**Exercise details:** Read the entries below and pull out each line with the string "JSON".

**Provided information:**
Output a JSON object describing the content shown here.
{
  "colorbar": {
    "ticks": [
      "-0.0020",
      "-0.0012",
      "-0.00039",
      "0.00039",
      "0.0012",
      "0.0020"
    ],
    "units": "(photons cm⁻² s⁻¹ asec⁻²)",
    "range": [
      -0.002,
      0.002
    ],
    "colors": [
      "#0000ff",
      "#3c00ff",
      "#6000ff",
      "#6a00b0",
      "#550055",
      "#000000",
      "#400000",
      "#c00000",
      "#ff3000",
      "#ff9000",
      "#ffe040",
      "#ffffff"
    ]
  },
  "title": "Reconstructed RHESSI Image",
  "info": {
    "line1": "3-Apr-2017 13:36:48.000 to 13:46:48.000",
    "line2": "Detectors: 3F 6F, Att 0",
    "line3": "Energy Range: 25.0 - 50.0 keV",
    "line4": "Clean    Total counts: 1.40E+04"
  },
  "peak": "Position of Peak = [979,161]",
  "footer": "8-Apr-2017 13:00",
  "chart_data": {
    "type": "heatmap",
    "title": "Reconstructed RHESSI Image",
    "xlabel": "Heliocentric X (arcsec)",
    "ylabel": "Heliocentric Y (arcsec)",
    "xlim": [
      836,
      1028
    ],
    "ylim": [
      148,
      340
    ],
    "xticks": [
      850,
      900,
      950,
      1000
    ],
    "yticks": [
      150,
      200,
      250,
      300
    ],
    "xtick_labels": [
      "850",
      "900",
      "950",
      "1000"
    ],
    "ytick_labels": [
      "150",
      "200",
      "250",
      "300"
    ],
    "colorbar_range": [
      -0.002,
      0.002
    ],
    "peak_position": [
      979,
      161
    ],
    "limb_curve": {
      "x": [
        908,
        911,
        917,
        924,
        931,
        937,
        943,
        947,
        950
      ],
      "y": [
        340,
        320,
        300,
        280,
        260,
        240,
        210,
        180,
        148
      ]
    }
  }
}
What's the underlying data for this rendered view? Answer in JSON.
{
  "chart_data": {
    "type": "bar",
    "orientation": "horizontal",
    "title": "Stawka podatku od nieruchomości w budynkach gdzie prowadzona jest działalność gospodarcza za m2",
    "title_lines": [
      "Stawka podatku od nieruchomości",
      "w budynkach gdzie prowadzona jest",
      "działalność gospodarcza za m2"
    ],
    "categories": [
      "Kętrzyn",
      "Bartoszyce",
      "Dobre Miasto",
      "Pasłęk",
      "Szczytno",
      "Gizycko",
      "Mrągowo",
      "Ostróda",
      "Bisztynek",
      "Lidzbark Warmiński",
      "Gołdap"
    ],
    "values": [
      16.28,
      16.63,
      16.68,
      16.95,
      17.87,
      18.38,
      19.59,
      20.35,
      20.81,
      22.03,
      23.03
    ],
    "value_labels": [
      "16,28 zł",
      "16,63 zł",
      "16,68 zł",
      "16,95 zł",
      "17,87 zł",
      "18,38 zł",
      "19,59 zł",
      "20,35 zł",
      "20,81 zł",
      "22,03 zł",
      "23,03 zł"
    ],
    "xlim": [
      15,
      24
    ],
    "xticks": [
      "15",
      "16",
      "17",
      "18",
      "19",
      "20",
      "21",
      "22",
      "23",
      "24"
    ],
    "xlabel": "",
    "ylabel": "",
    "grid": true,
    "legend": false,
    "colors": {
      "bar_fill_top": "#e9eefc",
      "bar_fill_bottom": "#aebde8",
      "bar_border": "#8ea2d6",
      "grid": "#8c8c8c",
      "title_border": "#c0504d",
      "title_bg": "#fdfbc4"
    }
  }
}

**Task answer:**
Output a JSON object describing the content shown here.
What's the underlying data for this rendered view? Answer in JSON.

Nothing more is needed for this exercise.